» **Short task**: The records below are to be repeated in full, exactly as they are.

» **Exercise inputs**:
-- START --
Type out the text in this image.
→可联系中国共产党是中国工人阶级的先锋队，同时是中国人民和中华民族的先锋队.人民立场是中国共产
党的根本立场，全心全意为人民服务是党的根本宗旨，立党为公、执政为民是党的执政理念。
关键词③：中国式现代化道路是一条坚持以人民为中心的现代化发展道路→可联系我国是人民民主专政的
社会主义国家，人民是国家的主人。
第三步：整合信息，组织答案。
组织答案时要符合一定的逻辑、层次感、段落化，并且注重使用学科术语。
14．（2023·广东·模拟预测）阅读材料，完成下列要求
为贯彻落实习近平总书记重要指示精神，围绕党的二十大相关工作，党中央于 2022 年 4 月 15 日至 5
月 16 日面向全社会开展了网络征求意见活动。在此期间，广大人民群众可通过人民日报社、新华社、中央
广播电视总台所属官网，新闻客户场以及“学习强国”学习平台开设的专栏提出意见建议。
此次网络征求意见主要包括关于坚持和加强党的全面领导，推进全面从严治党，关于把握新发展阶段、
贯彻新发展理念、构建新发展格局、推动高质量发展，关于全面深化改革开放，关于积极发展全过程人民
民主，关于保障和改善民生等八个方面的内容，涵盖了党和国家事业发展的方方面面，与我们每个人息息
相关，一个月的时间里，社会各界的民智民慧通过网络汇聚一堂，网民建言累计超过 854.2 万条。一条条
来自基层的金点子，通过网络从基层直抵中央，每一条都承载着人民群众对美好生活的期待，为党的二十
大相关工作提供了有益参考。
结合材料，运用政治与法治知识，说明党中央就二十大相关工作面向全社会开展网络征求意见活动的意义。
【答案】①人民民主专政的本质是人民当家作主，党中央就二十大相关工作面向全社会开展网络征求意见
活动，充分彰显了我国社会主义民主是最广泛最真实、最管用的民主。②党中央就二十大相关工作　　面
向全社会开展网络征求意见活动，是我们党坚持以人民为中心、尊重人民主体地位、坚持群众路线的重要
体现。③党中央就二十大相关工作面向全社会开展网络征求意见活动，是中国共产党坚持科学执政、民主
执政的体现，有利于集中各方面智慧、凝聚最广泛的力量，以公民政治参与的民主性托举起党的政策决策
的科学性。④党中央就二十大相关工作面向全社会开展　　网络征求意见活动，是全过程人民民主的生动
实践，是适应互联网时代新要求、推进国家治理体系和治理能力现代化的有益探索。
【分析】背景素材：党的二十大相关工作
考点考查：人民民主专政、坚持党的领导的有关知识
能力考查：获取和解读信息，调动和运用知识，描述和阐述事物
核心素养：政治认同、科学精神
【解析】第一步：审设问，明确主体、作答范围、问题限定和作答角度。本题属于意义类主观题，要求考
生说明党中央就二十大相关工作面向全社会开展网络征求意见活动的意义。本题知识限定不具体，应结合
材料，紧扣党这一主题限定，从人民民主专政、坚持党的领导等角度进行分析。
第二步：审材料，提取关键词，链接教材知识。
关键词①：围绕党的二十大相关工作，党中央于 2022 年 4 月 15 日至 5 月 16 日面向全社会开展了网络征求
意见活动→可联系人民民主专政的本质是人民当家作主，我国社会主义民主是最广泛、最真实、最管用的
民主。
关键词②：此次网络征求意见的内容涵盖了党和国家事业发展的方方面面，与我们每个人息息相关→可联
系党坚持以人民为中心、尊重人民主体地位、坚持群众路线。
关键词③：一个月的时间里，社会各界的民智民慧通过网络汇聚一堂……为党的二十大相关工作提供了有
-- END --
» **Finished exercise**:
Type out the text in this image.
→可联系中国共产党是中国工人阶级的先锋队，同时是中国人民和中华民族的先锋队.人民立场是中国共产
党的根本立场，全心全意为人民服务是党的根本宗旨，立党为公、执政为民是党的执政理念。
关键词③：中国式现代化道路是一条坚持以人民为中心的现代化发展道路→可联系我国是人民民主专政的
社会主义国家，人民是国家的主人。
第三步：整合信息，组织答案。
组织答案时要符合一定的逻辑、层次感、段落化，并且注重使用学科术语。
14．（2023·广东·模拟预测）阅读材料，完成下列要求
为贯彻落实习近平总书记重要指示精神，围绕党的二十大相关工作，党中央于 2022 年 4 月 15 日至 5
月 16 日面向全社会开展了网络征求意见活动。在此期间，广大人民群众可通过人民日报社、新华社、中央
广播电视总台所属官网，新闻客户场以及“学习强国”学习平台开设的专栏提出意见建议。
此次网络征求意见主要包括关于坚持和加强党的全面领导，推进全面从严治党，关于把握新发展阶段、
贯彻新发展理念、构建新发展格局、推动高质量发展，关于全面深化改革开放，关于积极发展全过程人民
民主，关于保障和改善民生等八个方面的内容，涵盖了党和国家事业发展的方方面面，与我们每个人息息
相关，一个月的时间里，社会各界的民智民慧通过网络汇聚一堂，网民建言累计超过 854.2 万条。一条条
来自基层的金点子，通过网络从基层直抵中央，每一条都承载着人民群众对美好生活的期待，为党的二十
大相关工作提供了有益参考。
结合材料，运用政治与法治知识，说明党中央就二十大相关工作面向全社会开展网络征求意见活动的意义。
【答案】①人民民主专政的本质是人民当家作主，党中央就二十大相关工作面向全社会开展网络征求意见
活动，充分彰显了我国社会主义民主是最广泛最真实、最管用的民主。②党中央就二十大相关工作　　面
向全社会开展网络征求意见活动，是我们党坚持以人民为中心、尊重人民主体地位、坚持群众路线的重要
体现。③党中央就二十大相关工作面向全社会开展网络征求意见活动，是中国共产党坚持科学执政、民主
执政的体现，有利于集中各方面智慧、凝聚最广泛的力量，以公民政治参与的民主性托举起党的政策决策
的科学性。④党中央就二十大相关工作面向全社会开展　　网络征求意见活动，是全过程人民民主的生动
实践，是适应互联网时代新要求、推进国家治理体系和治理能力现代化的有益探索。
【分析】背景素材：党的二十大相关工作
考点考查：人民民主专政、坚持党的领导的有关知识
能力考查：获取和解读信息，调动和运用知识，描述和阐述事物
核心素养：政治认同、科学精神
【解析】第一步：审设问，明确主体、作答范围、问题限定和作答角度。本题属于意义类主观题，要求考
生说明党中央就二十大相关工作面向全社会开展网络征求意见活动的意义。本题知识限定不具体，应结合
材料，紧扣党这一主题限定，从人民民主专政、坚持党的领导等角度进行分析。
第二步：审材料，提取关键词，链接教材知识。
关键词①：围绕党的二十大相关工作，党中央于 2022 年 4 月 15 日至 5 月 16 日面向全社会开展了网络征求
意见活动→可联系人民民主专政的本质是人民当家作主，我国社会主义民主是最广泛、最真实、最管用的
民主。
关键词②：此次网络征求意见的内容涵盖了党和国家事业发展的方方面面，与我们每个人息息相关→可联
系党坚持以人民为中心、尊重人民主体地位、坚持群众路线。
关键词③：一个月的时间里，社会各界的民智民慧通过网络汇聚一堂……为党的二十大相关工作提供了有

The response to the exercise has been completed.